* What needs to be done
Locate every line in the records below that contains the word "value", and copy each one.

* Data for the task
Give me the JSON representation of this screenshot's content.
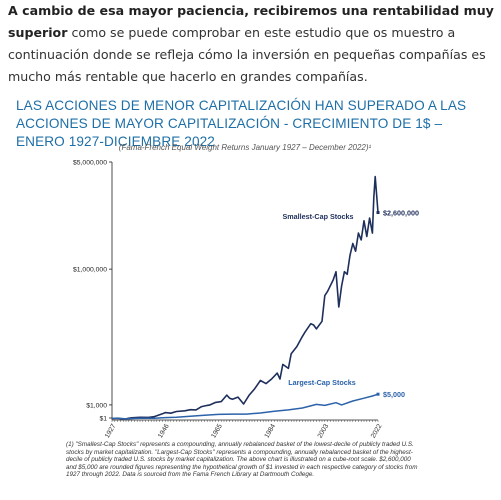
{
  "intro": {
    "lead": "A cambio de esa mayor paciencia, recibiremos una rentabilidad muy superior",
    "rest": "como se puede comprobar en este estudio que os muestro a continuación donde se refleja cómo la inversión en pequeñas compañías es mucho más rentable que hacerlo en grandes compañías."
  },
  "heading": "LAS ACCIONES DE MENOR CAPITALIZACIÓN HAN SUPERADO A LAS ACCIONES DE MAYOR CAPITALIZACIÓN - CRECIMIENTO DE 1$ – ENERO 1927-DICIEMBRE 2022",
  "chart_data": {
    "type": "line",
    "title": "(Fama-French Equal Weight Returns January 1927 – December 2022)¹",
    "scale": "cube-root",
    "ylim": [
      0,
      5000000
    ],
    "y_ticks": [
      {
        "label": "$5,000,000",
        "value": 5000000
      },
      {
        "label": "$1,000,000",
        "value": 1000000
      },
      {
        "label": "$1,000",
        "value": 1000
      },
      {
        "label": "$1",
        "value": 1
      }
    ],
    "x_ticks": [
      "1927",
      "1946",
      "1965",
      "1984",
      "2003",
      "2022"
    ],
    "xlim": [
      1927,
      2022
    ],
    "grid": false,
    "series": [
      {
        "name": "Smallest-Cap Stocks",
        "color": "#1f2f5c",
        "end_label": "$2,600,000",
        "x": [
          1927,
          1929,
          1931,
          1932,
          1934,
          1937,
          1940,
          1942,
          1945,
          1946,
          1948,
          1950,
          1953,
          1955,
          1957,
          1959,
          1961,
          1962,
          1964,
          1966,
          1968,
          1969,
          1970,
          1972,
          1974,
          1976,
          1978,
          1980,
          1982,
          1984,
          1986,
          1987,
          1988,
          1990,
          1991,
          1993,
          1995,
          1996,
          1998,
          1999,
          2000,
          2002,
          2003,
          2004,
          2006,
          2007,
          2008,
          2009,
          2010,
          2011,
          2012,
          2013,
          2014,
          2015,
          2016,
          2017,
          2018,
          2019,
          2020,
          2020.5,
          2021,
          2022
        ],
        "y": [
          1,
          1.4,
          0.3,
          0.5,
          3,
          6,
          5,
          10,
          70,
          120,
          90,
          180,
          230,
          320,
          300,
          700,
          900,
          1000,
          1600,
          1800,
          4500,
          3000,
          2600,
          3500,
          1200,
          4500,
          9000,
          18000,
          14000,
          20000,
          30000,
          20000,
          50000,
          40000,
          85000,
          115000,
          170000,
          200000,
          260000,
          250000,
          220000,
          280000,
          560000,
          620000,
          800000,
          950000,
          420000,
          700000,
          950000,
          900000,
          1300000,
          1600000,
          1400000,
          1900000,
          1700000,
          2300000,
          1800000,
          2400000,
          1900000,
          3200000,
          4200000,
          2600000
        ]
      },
      {
        "name": "Largest-Cap Stocks",
        "color": "#2b62a9",
        "end_label": "$5,000",
        "x": [
          1927,
          1929,
          1932,
          1935,
          1937,
          1942,
          1946,
          1950,
          1955,
          1960,
          1965,
          1970,
          1975,
          1980,
          1985,
          1990,
          1995,
          2000,
          2003,
          2007,
          2009,
          2013,
          2017,
          2020,
          2022
        ],
        "y": [
          1,
          2,
          0.4,
          1.2,
          1.8,
          1.5,
          4,
          6,
          15,
          30,
          50,
          60,
          60,
          100,
          200,
          300,
          500,
          1100,
          900,
          1500,
          1000,
          2000,
          3000,
          4000,
          5000
        ]
      }
    ]
  },
  "footnote": "(1) \"Smallest-Cap Stocks\" represents a compounding, annually rebalanced basket of the lowest-decile of publicly traded U.S. stocks by market capitalization. \"Largest-Cap Stocks\" represents a compounding, annually rebalanced basket of the highest-decile of publicly traded U.S. stocks by market capitalization. The above chart is illustrated on a cube-root scale. $2,600,000 and $5,000 are rounded figures representing the hypothetical growth of $1 invested in each respective category of stocks from 1927 through 2022. Data is sourced from the Fama French Library at Dartmouth College."
}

* Task result
        "value": 5000000
        "value": 1000000
        "value": 1000
        "value": 1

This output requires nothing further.